**Brief:**
An exact copy of every record is needed.

**Entries taken from a collection:**
::::::::
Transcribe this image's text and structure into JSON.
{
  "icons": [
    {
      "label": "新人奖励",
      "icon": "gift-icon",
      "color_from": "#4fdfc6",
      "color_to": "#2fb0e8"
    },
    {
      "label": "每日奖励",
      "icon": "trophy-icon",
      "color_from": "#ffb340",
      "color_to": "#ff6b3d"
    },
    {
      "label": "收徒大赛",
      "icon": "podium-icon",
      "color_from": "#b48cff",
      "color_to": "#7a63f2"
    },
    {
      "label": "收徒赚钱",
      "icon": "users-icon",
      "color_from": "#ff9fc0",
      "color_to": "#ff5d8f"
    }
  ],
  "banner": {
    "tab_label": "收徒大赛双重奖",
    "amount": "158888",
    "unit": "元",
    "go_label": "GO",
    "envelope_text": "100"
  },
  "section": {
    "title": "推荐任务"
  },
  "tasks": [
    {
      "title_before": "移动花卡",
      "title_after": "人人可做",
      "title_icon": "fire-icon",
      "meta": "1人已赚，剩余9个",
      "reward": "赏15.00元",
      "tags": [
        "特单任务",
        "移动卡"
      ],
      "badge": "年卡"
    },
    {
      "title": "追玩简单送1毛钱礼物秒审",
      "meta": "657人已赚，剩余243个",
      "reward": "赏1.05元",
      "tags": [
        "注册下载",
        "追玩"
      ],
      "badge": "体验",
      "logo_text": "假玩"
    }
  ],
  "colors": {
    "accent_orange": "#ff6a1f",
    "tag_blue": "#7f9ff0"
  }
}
::::::::
**Exercise output:**
Transcribe this image's text and structure into JSON.
{
  "icons": [
    {
      "label": "新人奖励",
      "icon": "gift-icon",
      "color_from": "#4fdfc6",
      "color_to": "#2fb0e8"
    },
    {
      "label": "每日奖励",
      "icon": "trophy-icon",
      "color_from": "#ffb340",
      "color_to": "#ff6b3d"
    },
    {
      "label": "收徒大赛",
      "icon": "podium-icon",
      "color_from": "#b48cff",
      "color_to": "#7a63f2"
    },
    {
      "label": "收徒赚钱",
      "icon": "users-icon",
      "color_from": "#ff9fc0",
      "color_to": "#ff5d8f"
    }
  ],
  "banner": {
    "tab_label": "收徒大赛双重奖",
    "amount": "158888",
    "unit": "元",
    "go_label": "GO",
    "envelope_text": "100"
  },
  "section": {
    "title": "推荐任务"
  },
  "tasks": [
    {
      "title_before": "移动花卡",
      "title_after": "人人可做",
      "title_icon": "fire-icon",
      "meta": "1人已赚，剩余9个",
      "reward": "赏15.00元",
      "tags": [
        "特单任务",
        "移动卡"
      ],
      "badge": "年卡"
    },
    {
      "title": "追玩简单送1毛钱礼物秒审",
      "meta": "657人已赚，剩余243个",
      "reward": "赏1.05元",
      "tags": [
        "注册下载",
        "追玩"
      ],
      "badge": "体验",
      "logo_text": "假玩"
    }
  ],
  "colors": {
    "accent_orange": "#ff6a1f",
    "tag_blue": "#7f9ff0"
  }
}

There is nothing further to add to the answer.